Search the listing below for the string "právnické" and copy every line where it occurs.

──────── EXTRACTED RECORDS ────────

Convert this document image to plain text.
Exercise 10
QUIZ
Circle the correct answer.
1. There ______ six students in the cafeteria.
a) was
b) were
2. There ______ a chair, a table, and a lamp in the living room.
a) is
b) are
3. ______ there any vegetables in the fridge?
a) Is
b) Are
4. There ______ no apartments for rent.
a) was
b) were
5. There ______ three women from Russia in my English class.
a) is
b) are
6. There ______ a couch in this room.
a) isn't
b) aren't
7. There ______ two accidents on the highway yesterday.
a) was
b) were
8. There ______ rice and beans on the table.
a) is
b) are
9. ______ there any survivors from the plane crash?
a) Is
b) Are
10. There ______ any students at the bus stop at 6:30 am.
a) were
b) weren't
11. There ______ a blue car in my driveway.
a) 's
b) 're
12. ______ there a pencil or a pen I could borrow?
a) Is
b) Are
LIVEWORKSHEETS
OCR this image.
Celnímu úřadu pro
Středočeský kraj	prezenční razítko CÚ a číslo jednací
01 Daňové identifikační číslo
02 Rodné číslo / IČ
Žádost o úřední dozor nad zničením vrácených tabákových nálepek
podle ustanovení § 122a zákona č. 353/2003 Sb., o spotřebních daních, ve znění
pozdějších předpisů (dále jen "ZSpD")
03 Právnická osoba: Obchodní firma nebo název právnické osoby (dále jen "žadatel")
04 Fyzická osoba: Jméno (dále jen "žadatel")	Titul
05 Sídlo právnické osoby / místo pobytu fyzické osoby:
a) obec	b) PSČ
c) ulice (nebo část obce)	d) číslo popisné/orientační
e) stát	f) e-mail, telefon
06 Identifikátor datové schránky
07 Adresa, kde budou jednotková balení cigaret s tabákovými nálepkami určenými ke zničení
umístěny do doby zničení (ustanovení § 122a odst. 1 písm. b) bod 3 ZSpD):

────────

### SOLUTION TO THIS PROBLEM
03 Právnická osoba: Obchodní firma nebo název právnické osoby (dále jen "žadatel")
05 Sídlo právnické osoby / místo pobytu fyzické osoby:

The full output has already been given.